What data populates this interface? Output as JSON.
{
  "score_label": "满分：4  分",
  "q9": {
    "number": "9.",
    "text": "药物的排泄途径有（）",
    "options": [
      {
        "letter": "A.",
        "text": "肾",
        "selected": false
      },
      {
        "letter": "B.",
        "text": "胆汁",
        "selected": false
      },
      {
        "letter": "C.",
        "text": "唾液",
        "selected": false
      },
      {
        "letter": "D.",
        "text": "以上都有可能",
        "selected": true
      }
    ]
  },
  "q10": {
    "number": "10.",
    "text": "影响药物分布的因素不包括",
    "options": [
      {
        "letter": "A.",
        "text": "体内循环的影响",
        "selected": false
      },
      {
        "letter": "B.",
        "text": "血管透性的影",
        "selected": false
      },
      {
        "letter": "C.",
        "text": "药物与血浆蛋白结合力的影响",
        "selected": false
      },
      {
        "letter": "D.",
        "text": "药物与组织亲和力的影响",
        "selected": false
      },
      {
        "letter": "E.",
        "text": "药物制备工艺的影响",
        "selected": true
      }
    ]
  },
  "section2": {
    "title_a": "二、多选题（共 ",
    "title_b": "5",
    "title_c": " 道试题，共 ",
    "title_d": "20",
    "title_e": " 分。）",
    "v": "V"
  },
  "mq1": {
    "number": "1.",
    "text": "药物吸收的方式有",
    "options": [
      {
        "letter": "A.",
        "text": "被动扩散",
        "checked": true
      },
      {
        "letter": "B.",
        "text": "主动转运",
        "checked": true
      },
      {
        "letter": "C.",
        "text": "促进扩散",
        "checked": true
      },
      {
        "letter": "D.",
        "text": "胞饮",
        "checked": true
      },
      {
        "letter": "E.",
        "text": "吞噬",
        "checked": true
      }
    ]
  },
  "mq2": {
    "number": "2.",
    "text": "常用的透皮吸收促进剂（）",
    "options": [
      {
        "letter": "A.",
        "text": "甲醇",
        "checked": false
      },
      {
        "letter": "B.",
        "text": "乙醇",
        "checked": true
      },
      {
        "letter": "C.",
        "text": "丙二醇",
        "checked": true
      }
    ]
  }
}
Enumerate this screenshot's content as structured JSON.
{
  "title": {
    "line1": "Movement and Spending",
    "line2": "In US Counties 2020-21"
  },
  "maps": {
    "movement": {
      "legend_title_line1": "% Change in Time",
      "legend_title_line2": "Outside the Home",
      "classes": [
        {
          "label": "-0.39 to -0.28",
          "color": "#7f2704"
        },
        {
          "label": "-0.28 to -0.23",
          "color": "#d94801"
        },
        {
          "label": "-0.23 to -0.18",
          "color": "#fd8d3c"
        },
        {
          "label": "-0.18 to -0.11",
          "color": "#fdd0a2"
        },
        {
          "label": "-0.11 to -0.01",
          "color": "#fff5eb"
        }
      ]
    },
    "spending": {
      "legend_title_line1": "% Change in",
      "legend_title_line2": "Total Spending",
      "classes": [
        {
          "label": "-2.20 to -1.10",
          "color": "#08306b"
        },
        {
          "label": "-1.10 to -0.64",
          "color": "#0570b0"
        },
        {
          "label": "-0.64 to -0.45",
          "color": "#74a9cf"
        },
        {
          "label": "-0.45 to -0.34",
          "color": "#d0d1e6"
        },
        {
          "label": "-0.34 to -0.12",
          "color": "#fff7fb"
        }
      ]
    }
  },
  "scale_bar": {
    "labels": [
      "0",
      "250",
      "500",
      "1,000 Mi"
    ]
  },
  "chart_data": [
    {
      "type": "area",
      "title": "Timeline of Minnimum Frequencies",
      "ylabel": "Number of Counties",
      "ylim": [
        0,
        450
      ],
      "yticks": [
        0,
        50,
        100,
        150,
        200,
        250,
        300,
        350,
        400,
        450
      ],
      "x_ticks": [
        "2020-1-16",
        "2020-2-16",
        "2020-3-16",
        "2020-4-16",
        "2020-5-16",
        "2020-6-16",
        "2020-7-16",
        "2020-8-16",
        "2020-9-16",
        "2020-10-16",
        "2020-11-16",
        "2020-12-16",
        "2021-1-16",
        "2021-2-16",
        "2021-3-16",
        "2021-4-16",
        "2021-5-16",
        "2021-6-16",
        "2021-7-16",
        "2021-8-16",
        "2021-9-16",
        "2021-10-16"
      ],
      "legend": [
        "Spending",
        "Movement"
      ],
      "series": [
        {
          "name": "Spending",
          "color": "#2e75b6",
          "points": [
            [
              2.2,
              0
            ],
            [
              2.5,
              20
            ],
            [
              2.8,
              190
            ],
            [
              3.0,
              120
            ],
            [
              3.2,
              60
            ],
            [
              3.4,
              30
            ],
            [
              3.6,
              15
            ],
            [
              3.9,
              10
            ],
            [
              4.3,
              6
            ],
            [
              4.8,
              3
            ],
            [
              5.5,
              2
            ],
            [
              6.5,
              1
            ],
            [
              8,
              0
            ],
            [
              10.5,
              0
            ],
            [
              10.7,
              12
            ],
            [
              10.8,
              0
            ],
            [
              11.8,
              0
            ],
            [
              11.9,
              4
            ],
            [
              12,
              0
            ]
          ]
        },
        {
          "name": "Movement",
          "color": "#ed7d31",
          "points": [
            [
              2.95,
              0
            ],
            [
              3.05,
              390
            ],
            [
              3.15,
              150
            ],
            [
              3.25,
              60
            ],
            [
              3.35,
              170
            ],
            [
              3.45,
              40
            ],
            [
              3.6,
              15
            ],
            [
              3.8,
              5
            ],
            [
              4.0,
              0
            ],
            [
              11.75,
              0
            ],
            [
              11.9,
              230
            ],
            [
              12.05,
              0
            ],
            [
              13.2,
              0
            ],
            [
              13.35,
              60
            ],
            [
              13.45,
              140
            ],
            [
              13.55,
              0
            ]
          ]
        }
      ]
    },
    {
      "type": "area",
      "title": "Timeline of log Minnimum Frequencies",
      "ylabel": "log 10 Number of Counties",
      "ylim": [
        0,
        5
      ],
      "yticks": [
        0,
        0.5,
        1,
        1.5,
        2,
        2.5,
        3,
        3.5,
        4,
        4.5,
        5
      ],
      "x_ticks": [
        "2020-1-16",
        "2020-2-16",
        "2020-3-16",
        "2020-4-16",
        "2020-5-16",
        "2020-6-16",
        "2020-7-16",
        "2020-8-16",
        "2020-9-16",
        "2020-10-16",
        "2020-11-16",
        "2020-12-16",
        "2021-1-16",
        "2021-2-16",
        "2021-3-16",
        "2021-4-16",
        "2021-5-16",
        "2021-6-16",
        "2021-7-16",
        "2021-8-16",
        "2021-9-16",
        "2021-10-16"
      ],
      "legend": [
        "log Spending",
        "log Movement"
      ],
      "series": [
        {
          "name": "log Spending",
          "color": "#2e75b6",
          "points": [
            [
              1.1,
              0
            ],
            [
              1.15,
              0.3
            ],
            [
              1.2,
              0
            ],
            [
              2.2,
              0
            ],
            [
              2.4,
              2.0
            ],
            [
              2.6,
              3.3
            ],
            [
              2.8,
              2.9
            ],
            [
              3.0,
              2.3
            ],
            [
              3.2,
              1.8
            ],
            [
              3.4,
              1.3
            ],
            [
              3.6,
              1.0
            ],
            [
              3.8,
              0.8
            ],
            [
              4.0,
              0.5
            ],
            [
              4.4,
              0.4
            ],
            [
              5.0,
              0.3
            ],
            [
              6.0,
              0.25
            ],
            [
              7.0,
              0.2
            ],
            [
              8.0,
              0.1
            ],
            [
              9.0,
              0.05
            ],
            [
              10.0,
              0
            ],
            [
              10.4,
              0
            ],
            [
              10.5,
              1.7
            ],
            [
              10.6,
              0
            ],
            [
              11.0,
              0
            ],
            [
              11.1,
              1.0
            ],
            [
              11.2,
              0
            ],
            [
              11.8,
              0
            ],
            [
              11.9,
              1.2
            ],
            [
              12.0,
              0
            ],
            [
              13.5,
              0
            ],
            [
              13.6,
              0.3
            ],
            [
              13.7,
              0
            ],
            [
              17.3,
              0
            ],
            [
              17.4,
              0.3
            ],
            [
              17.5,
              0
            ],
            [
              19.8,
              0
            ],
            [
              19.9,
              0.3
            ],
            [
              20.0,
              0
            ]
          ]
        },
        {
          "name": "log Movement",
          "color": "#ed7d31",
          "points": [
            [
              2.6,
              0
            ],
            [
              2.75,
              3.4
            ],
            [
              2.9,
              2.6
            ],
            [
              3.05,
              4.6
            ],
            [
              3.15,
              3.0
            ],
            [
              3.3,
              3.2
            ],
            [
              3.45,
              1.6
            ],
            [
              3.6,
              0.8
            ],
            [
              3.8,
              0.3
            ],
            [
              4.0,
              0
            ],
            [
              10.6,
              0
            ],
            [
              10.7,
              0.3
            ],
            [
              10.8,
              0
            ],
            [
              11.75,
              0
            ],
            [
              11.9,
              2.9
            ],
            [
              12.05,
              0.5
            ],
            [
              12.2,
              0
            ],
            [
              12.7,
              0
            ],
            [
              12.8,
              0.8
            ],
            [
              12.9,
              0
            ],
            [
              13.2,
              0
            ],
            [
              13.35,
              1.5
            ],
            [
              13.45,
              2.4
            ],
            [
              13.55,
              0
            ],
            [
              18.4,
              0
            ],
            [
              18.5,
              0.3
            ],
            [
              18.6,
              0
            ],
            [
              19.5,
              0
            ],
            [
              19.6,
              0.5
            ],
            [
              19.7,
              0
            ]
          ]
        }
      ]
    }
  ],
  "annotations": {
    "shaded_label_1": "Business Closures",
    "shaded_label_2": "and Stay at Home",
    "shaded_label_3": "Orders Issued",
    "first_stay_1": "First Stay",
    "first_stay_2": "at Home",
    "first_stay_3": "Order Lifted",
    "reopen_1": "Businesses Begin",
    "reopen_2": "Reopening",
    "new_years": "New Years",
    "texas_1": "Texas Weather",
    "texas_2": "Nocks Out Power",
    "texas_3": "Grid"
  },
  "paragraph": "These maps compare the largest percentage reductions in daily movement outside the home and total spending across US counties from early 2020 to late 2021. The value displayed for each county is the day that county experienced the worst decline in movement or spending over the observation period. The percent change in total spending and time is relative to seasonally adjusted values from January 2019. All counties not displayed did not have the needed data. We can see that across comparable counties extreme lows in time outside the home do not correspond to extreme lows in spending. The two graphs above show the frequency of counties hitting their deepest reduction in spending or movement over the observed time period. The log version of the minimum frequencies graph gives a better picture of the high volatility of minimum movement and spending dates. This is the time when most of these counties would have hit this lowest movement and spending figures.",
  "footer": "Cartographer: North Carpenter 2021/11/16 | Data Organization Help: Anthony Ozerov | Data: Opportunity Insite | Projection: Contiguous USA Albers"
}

· · · · ·

[OBJECTIVE] Show the lines of the records that contain the word "this".

[FULL RESPONSE]
What data populates this interface? Output as JSON.
Enumerate this screenshot's content as structured JSON.
  "paragraph": "These maps compare the largest percentage reductions in daily movement outside the home and total spending across US counties from early 2020 to late 2021. The value displayed for each county is the day that county experienced the worst decline in movement or spending over the observation period. The percent change in total spending and time is relative to seasonally adjusted values from January 2019. All counties not displayed did not have the needed data. We can see that across comparable counties extreme lows in time outside the home do not correspond to extreme lows in spending. The two graphs above show the frequency of counties hitting their deepest reduction in spending or movement over the observed time period. The log version of the minimum frequencies graph gives a better picture of the high volatility of minimum movement and spending dates. This is the time when most of these counties would have hit this lowest movement and spending figures.",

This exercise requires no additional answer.